__Problem statement__: Rewrite the items that begin at the line containing "more-actions-icon[interactable]: ••• [816,520,834,536]" and stop after the line containing "video-tile [342,44,539,154]", changing "video-tile" to "video-card" and leaving everything else the same.

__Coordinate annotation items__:
-- begin --
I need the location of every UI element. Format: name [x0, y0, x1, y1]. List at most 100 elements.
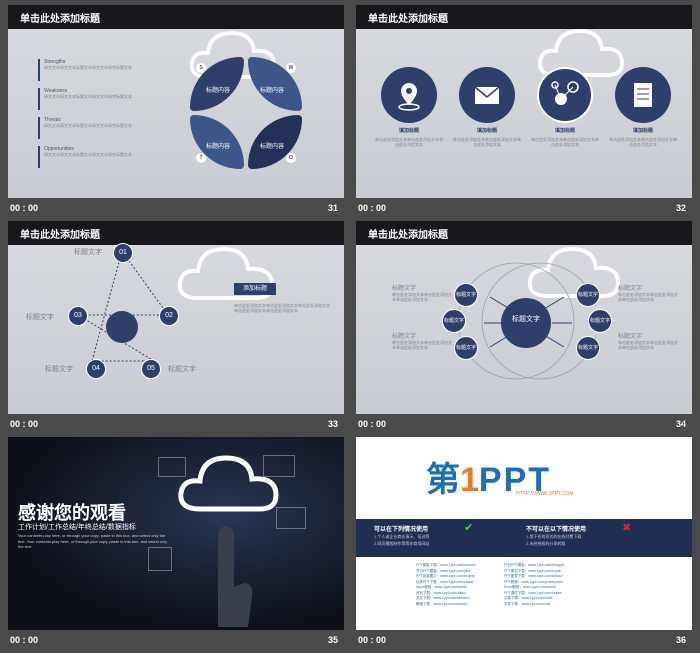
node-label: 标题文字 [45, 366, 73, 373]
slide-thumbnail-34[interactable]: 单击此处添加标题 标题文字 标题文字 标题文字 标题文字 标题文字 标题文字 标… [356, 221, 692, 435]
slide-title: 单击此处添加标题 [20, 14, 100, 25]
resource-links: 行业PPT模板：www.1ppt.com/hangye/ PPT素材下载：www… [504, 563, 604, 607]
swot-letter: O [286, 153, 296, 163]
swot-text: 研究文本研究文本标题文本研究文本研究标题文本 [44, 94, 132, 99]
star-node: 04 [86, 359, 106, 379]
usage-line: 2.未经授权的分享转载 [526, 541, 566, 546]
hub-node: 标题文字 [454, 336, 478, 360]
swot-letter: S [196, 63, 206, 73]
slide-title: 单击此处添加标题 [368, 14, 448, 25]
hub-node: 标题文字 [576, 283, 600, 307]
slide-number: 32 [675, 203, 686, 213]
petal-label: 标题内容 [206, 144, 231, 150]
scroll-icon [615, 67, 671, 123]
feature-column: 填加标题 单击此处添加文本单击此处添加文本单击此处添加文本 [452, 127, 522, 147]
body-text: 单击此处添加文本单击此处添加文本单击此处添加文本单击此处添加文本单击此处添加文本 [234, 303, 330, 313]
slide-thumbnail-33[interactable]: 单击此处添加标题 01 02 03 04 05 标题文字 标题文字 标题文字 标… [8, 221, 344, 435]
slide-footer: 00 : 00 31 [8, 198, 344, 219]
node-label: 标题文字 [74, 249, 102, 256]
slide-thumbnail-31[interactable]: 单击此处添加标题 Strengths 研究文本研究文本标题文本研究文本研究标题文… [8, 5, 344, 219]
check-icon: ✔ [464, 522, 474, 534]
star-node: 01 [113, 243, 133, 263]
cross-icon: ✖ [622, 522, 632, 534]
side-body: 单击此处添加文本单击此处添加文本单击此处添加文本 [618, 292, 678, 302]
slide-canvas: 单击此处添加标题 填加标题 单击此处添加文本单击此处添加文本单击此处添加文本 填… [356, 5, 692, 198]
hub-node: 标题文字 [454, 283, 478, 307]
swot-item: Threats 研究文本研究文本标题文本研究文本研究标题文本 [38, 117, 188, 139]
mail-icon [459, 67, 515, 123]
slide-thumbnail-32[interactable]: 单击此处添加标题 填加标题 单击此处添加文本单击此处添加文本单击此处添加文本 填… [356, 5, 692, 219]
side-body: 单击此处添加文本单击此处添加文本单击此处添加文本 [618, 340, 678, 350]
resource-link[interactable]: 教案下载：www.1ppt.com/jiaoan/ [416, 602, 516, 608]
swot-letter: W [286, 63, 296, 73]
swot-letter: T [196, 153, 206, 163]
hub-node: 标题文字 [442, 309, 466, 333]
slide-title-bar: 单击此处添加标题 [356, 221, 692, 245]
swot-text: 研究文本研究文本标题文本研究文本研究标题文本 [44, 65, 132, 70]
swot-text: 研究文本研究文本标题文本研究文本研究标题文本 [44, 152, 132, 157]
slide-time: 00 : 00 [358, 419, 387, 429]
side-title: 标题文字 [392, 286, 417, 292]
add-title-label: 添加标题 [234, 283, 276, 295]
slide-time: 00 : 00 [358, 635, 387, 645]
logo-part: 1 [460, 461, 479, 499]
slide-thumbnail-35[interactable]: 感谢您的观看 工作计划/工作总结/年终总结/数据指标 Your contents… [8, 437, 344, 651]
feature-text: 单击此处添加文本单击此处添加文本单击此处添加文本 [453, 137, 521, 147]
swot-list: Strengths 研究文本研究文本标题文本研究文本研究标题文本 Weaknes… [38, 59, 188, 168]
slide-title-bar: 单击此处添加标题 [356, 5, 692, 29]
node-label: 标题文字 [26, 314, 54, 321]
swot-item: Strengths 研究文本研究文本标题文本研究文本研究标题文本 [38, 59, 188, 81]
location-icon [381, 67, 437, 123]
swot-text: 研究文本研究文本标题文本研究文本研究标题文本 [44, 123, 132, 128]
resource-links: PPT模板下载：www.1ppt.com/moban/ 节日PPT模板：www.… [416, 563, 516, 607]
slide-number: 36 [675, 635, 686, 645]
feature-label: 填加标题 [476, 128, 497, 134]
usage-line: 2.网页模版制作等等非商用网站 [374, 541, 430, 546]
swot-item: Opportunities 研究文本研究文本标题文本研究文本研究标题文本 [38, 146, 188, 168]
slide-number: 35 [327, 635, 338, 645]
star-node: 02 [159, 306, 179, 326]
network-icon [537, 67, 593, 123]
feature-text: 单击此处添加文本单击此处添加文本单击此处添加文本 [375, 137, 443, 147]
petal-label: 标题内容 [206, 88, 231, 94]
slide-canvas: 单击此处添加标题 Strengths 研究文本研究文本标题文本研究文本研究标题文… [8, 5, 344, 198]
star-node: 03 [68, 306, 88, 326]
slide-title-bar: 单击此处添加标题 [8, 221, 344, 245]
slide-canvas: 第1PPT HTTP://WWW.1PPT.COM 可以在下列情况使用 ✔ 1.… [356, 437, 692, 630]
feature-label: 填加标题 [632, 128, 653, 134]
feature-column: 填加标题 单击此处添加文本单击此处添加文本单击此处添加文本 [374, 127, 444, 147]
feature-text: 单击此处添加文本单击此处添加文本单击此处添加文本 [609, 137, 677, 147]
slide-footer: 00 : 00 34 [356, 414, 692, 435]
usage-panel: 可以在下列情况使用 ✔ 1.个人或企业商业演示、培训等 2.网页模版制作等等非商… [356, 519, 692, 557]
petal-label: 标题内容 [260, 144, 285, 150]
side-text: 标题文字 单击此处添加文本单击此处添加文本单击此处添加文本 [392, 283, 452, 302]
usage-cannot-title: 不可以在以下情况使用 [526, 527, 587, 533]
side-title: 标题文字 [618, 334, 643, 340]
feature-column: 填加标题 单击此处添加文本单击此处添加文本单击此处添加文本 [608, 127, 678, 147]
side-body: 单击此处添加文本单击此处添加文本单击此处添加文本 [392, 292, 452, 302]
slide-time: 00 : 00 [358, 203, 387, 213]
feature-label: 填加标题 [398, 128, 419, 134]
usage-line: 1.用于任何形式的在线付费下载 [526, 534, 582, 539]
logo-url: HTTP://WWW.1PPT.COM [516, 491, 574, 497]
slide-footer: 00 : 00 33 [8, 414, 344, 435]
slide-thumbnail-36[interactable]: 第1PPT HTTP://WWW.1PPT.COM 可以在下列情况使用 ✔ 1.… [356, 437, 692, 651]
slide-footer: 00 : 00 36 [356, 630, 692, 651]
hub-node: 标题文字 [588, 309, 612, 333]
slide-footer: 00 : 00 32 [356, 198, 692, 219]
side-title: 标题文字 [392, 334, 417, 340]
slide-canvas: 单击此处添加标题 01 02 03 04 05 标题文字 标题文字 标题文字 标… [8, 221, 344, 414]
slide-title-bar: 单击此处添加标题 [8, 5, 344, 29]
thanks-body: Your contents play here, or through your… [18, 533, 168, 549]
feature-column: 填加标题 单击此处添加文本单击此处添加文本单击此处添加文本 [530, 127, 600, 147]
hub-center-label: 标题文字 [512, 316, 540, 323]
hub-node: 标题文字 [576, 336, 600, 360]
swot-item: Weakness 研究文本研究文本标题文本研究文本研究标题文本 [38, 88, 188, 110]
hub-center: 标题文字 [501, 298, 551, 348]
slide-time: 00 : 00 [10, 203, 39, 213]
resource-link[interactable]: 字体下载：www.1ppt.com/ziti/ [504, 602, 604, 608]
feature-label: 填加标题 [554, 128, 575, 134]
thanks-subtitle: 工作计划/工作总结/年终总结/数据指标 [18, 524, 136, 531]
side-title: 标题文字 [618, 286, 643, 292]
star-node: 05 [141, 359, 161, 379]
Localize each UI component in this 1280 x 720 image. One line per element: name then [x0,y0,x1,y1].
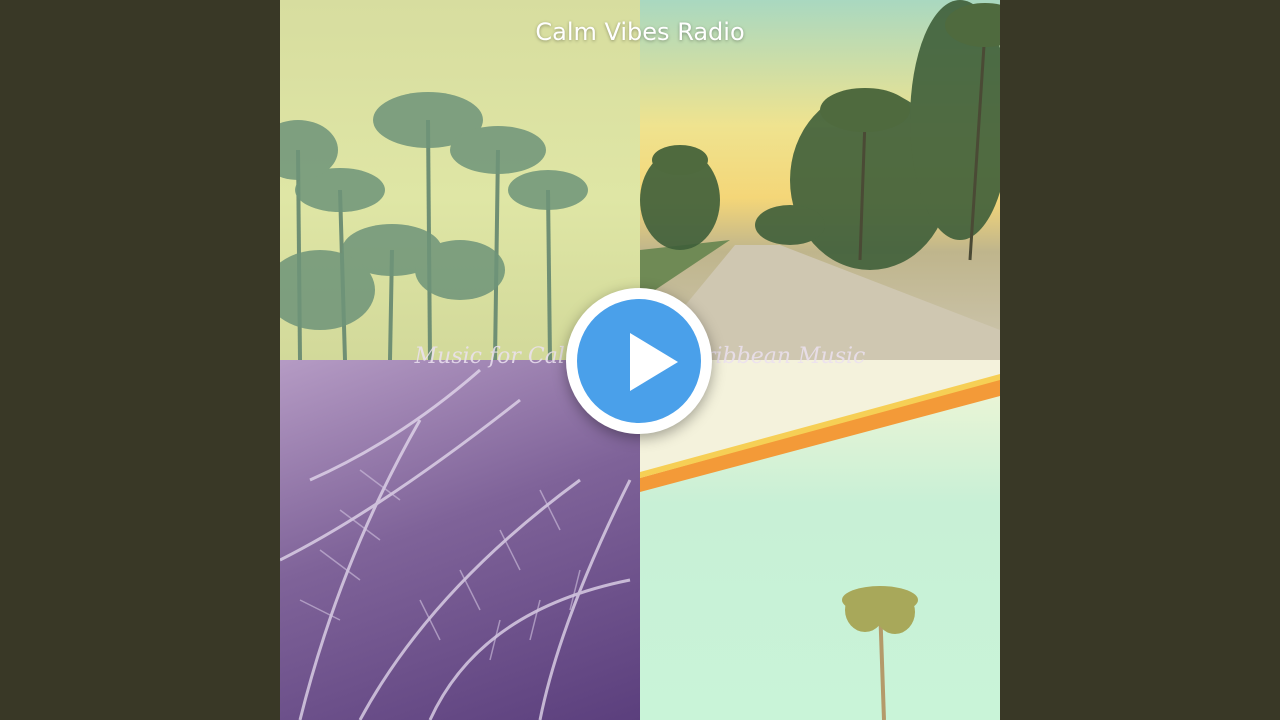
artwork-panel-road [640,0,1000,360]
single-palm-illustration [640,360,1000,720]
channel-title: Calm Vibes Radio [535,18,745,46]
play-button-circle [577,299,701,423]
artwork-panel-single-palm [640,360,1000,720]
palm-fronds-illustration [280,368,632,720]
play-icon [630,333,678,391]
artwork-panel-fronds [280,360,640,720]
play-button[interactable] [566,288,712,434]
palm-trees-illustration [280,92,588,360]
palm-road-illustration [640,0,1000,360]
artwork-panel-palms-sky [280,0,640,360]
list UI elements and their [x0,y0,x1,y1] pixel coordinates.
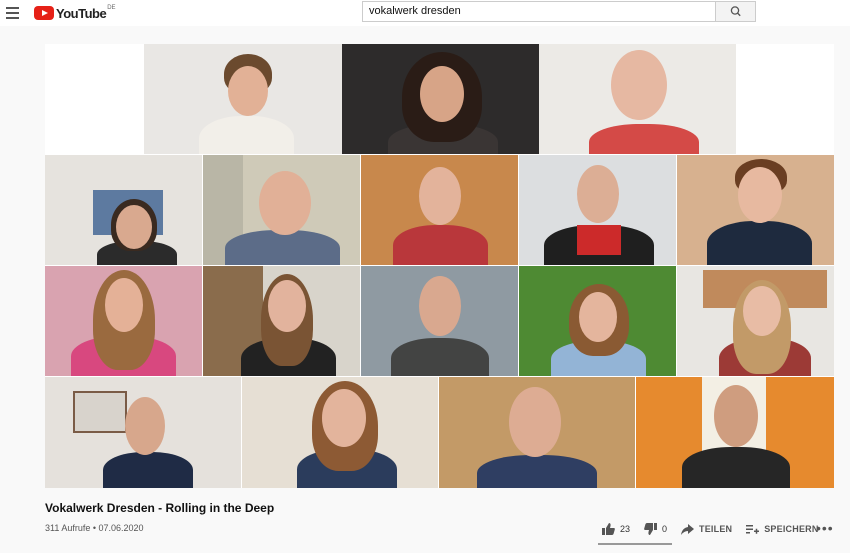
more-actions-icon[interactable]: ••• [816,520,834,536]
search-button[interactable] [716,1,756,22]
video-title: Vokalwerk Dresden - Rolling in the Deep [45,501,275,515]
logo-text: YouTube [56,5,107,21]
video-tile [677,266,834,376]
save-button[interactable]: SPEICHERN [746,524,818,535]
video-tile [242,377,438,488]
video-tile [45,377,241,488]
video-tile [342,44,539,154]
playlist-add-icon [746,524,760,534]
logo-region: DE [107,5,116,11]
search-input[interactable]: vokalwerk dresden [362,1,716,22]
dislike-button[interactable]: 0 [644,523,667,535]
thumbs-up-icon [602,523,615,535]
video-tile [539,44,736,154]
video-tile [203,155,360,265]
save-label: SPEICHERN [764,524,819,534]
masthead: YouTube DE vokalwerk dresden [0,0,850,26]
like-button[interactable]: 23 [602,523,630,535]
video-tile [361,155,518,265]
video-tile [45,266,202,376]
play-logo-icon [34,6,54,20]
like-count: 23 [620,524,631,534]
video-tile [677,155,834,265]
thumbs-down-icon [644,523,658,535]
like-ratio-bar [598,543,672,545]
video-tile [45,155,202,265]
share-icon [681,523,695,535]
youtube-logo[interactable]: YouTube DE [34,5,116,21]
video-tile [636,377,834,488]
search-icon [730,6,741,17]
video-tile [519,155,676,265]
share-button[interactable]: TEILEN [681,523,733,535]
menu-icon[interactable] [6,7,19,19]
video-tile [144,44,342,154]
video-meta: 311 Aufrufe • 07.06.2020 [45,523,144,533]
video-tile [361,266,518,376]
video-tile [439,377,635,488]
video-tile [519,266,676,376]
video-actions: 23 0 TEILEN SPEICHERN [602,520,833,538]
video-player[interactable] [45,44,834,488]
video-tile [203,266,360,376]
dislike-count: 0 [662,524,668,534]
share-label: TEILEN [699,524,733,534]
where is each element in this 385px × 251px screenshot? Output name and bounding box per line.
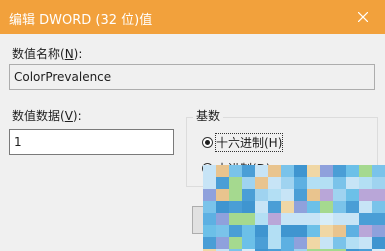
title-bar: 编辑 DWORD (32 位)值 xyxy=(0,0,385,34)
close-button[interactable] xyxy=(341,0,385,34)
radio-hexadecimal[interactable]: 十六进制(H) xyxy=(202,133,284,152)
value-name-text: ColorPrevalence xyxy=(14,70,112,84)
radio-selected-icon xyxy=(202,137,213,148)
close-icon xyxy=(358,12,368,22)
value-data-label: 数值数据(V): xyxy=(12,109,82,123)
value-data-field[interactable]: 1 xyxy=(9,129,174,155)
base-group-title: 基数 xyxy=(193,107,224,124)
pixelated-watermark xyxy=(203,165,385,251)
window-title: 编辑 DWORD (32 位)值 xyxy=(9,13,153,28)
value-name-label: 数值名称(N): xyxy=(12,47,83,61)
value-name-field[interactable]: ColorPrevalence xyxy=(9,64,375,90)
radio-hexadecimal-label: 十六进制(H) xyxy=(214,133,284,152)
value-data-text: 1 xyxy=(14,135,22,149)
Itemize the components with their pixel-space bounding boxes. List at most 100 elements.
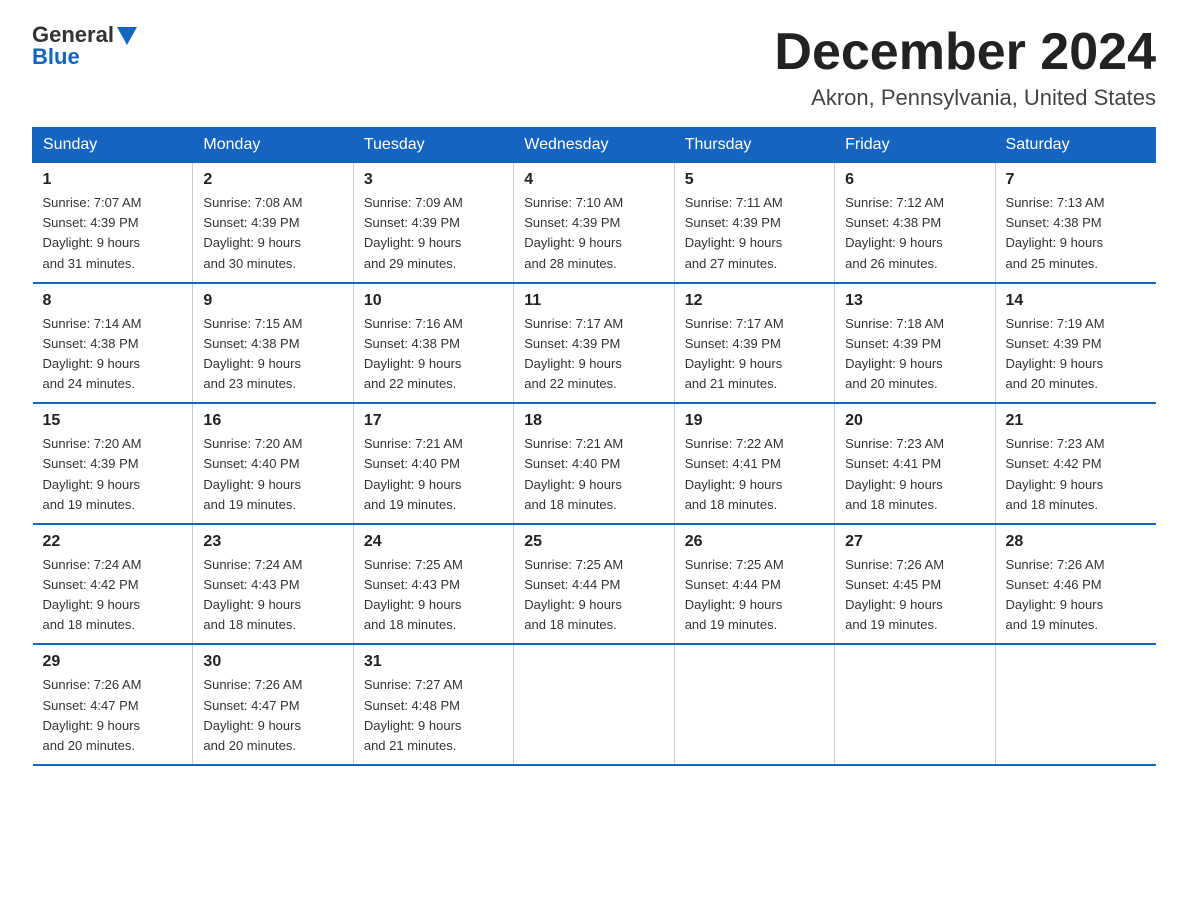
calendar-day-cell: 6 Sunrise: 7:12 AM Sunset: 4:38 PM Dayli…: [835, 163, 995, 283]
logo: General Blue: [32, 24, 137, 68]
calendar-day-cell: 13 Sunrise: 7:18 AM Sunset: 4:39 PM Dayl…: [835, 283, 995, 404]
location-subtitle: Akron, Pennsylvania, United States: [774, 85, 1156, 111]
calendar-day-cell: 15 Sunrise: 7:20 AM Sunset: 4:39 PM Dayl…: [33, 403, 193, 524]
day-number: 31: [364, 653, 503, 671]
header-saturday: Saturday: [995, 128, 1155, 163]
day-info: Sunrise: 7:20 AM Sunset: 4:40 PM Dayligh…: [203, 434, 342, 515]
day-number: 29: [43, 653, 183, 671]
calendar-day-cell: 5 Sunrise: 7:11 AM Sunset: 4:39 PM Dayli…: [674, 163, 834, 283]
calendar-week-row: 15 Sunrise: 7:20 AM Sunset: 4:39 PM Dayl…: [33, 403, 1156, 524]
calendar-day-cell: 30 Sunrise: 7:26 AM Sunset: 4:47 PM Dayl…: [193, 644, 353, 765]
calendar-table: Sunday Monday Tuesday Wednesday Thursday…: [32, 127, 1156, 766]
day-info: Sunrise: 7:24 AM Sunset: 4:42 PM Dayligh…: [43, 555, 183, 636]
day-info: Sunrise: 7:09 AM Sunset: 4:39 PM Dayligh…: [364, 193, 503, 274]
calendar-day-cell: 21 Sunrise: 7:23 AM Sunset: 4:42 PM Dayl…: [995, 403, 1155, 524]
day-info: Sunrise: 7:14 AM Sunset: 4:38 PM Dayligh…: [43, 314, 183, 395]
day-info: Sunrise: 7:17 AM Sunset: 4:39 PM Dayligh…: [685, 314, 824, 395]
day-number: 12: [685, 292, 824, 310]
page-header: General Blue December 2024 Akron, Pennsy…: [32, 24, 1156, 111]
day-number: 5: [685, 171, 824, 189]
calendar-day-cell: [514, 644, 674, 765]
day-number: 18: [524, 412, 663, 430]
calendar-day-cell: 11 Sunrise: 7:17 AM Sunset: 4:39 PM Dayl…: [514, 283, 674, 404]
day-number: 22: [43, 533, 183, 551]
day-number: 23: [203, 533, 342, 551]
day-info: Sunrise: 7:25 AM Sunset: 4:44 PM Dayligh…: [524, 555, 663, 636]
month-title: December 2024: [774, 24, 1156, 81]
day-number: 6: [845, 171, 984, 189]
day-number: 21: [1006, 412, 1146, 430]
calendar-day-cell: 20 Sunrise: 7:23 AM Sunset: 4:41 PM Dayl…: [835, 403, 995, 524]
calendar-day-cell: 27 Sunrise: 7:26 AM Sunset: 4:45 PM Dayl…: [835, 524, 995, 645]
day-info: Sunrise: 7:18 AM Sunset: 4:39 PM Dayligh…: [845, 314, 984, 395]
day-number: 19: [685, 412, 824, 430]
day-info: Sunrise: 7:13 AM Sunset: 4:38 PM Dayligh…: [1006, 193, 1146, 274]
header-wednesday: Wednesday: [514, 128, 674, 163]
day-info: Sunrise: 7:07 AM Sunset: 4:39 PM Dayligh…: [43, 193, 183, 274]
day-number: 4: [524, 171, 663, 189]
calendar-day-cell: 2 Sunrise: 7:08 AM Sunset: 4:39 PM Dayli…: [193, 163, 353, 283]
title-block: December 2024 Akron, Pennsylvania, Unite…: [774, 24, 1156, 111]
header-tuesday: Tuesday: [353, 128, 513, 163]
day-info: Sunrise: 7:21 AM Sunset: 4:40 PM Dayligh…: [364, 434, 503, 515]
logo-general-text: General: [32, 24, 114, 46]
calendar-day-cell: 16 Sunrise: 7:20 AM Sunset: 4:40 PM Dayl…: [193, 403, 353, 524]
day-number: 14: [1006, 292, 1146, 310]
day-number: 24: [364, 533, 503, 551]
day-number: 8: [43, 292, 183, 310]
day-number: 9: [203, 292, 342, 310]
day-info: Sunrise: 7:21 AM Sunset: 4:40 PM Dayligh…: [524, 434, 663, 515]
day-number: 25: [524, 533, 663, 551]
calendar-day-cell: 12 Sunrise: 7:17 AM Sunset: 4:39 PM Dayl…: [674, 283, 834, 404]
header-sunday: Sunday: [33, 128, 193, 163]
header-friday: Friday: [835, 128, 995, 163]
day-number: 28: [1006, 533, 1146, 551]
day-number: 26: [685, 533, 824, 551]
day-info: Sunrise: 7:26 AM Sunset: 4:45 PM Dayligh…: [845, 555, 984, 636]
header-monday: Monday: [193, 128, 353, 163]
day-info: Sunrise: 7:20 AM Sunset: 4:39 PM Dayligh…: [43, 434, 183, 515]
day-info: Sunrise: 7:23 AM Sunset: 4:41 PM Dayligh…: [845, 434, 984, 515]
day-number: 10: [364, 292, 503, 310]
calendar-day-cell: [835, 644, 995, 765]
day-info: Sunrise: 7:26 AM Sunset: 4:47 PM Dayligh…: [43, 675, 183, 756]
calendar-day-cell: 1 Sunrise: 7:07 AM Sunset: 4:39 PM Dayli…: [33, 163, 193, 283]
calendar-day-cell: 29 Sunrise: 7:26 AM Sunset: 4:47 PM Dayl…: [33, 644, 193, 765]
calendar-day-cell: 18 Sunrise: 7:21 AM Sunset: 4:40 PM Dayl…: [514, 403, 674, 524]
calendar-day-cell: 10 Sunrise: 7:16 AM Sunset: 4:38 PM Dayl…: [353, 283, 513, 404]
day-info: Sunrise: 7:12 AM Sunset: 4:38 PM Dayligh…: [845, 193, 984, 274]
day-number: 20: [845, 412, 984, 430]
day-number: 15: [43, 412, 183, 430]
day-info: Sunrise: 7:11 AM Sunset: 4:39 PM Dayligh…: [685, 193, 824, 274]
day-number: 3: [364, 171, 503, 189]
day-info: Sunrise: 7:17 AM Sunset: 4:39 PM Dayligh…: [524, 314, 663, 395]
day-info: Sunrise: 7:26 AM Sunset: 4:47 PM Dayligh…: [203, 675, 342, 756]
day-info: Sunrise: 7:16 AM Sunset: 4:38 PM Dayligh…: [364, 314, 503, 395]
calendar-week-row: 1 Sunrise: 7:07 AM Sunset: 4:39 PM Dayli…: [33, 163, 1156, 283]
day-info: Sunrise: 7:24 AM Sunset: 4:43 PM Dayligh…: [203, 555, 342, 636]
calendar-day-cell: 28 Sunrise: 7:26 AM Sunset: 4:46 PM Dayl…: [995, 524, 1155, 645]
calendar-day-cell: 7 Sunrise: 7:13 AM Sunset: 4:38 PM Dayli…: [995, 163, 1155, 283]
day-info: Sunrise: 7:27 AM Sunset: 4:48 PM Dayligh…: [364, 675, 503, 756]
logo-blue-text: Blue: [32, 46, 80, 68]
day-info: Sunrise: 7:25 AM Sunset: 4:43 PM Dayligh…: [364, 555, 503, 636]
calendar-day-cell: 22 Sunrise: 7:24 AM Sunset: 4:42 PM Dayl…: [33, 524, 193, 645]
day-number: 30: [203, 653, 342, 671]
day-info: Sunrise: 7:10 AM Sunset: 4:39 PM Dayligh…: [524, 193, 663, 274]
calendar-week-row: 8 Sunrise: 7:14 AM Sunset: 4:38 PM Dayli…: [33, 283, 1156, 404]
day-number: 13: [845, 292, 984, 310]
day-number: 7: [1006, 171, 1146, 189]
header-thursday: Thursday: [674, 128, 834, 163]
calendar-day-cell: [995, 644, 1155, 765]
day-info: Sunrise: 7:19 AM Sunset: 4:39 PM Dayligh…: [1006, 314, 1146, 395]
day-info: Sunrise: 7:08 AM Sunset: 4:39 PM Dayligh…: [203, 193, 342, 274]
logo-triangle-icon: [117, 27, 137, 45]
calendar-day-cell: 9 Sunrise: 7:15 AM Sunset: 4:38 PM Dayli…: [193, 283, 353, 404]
-- end --
__Result of this exercise__:
more-actions-icon[interactable]: ••• [816,520,834,536]
search-button[interactable] [716,1,756,22]
video-title: Vokalwerk Dresden - Rolling in the Deep [45,501,275,515]
logo-text: YouTube [56,5,107,21]
video-card [677,266,834,376]
save-button[interactable]: SPEICHERN [746,524,818,535]
video-card [242,377,438,488]
video-card [45,377,241,488]
video-card [342,44,539,154]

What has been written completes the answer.